>> START Task input

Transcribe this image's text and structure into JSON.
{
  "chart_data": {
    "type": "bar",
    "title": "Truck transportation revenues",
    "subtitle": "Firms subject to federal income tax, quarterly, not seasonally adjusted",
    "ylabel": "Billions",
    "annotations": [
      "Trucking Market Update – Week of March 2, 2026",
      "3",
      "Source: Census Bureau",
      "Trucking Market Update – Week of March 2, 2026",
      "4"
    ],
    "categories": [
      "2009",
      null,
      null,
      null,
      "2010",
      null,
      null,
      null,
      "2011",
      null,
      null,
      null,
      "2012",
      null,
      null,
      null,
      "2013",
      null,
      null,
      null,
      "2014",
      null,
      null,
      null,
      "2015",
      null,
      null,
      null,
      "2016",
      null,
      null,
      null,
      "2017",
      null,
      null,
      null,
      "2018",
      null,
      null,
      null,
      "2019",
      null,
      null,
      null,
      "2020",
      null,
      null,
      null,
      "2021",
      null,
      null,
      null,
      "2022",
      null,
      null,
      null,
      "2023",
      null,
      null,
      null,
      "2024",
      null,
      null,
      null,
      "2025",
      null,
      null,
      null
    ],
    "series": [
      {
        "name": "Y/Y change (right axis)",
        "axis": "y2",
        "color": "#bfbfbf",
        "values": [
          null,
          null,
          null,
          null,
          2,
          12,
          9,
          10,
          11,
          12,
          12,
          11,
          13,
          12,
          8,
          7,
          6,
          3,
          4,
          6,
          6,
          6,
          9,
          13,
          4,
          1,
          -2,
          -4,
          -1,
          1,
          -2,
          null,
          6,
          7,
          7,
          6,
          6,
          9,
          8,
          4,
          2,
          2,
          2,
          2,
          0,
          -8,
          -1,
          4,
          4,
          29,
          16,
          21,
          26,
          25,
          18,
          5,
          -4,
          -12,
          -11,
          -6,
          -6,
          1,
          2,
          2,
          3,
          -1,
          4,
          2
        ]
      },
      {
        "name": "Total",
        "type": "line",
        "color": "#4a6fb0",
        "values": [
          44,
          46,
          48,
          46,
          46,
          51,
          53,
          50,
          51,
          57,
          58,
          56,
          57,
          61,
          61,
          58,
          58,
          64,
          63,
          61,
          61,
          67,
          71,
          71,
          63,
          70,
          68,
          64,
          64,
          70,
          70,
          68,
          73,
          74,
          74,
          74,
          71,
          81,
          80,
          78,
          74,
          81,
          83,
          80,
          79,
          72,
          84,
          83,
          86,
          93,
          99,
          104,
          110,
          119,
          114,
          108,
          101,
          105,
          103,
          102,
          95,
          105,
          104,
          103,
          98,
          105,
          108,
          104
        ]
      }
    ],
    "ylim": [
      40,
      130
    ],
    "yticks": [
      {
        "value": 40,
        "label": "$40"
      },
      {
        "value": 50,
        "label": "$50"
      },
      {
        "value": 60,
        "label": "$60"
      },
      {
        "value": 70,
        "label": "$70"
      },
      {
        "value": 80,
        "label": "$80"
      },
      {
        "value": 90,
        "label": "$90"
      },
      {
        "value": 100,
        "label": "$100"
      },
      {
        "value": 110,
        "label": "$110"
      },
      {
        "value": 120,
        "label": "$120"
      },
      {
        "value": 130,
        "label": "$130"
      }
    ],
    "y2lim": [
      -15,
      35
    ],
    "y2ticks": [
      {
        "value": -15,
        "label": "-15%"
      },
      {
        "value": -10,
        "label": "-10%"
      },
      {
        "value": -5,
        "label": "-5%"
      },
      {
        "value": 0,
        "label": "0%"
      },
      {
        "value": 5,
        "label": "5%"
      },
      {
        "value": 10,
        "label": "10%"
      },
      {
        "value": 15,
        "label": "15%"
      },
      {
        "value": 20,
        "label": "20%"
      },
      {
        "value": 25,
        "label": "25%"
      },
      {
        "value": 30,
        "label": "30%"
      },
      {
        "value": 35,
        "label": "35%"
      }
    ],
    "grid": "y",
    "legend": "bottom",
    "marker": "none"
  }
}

>> END Task input

> **Task statement**: Show every line above in which the word "name" occurs.

> **Task output**:
        "name": "Y/Y change (right axis)",
        "name": "Total",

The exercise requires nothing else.